• TEXTO FORNECIDO:
....

Há histórias de inovação que começam em glória e acabam no fracasso. Outras fazem o caminho inverso: de um fiasco comercial nasce uma tecnologia que muda o mundo.
Foi o caso da Radio Corporation of America (RCA) e do seu VideoDisc.
Durante vinte anos, a empresa norte-americana acreditou que tinha encontrado «o próximo grande salto» depois da televisão a cores: discos de vinil capazes de armazenar filmes inteiros. A ideia parecia simples: os sulcos do disco eram lidos por uma agulha extremamente fina que registava variações minúsculas de capacidade eléctrica.
Em teoria, prometia melhor qualidade do que a fita magnética. Na prática, foi um desastre.
O lançamento atrasou quase uma década, os leitores eram excessivamente caros, os discos facilmente danificáveis e, entretanto, o VHS conquistara o mercado com algo imbatível: permitia a gravação de programas em casa.

....

• EXTRATO DE DADOS:
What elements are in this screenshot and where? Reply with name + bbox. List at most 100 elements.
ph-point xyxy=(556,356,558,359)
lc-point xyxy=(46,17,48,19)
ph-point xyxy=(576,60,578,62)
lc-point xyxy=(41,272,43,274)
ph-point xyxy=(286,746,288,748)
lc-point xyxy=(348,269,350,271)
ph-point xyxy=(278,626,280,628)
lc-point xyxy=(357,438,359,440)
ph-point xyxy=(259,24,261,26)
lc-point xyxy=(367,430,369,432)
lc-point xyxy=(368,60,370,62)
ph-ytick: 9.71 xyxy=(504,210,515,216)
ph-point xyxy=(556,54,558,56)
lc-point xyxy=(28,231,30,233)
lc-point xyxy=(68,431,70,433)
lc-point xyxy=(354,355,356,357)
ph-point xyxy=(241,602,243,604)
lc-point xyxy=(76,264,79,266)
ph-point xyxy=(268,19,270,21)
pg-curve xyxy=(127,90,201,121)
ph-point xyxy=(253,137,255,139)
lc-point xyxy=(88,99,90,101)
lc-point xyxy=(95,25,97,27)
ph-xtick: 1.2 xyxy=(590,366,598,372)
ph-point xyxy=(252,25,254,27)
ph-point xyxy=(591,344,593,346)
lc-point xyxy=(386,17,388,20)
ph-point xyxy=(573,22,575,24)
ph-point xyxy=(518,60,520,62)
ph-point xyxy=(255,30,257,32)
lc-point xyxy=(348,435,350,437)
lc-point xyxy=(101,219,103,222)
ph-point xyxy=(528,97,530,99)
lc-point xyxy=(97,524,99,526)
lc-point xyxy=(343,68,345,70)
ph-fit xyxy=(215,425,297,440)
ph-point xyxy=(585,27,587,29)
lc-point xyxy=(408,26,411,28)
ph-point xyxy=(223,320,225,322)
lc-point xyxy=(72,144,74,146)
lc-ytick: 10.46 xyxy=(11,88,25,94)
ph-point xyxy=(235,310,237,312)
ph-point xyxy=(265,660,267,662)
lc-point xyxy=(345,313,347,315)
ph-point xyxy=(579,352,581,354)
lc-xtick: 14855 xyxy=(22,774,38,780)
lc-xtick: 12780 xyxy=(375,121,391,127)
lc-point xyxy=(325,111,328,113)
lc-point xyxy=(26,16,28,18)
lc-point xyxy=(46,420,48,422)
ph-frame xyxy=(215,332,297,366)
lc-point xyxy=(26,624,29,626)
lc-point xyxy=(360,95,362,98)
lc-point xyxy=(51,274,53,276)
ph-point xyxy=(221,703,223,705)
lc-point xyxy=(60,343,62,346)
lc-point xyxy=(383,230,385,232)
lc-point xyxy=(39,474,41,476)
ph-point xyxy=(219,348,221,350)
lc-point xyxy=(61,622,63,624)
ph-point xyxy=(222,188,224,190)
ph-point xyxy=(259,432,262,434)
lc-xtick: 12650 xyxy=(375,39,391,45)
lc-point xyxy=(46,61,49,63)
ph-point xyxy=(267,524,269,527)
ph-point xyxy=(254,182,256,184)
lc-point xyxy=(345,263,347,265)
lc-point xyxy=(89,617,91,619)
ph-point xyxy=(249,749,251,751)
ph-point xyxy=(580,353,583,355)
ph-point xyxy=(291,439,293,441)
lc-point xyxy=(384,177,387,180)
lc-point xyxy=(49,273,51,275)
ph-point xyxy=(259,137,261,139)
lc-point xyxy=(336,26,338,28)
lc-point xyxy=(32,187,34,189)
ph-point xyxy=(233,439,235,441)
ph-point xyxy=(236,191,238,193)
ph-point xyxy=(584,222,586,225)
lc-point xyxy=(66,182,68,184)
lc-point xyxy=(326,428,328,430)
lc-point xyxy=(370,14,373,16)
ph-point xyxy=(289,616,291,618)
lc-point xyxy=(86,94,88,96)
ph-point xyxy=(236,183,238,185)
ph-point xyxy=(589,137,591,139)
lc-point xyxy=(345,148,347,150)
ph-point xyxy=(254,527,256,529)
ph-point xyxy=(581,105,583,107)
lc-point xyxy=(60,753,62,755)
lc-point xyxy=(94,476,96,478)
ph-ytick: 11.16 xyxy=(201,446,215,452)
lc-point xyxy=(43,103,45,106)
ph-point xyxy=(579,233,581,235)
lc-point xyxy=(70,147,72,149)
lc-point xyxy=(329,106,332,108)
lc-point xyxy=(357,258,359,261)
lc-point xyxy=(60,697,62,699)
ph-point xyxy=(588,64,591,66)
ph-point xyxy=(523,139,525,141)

....

• ENUNCIADO:
Com base no texto fornecido, enumere todos os fatores apontados na frase iniciada por «O lançamento atrasou».

• RESOLUÇÃO:
- O lançamento atrasou quase uma década.
- Os leitores eram excessivamente caros.
- Os discos eram facilmente danificáveis.
- O VHS conquistara o mercado, pois permitia a gravação de programas em casa.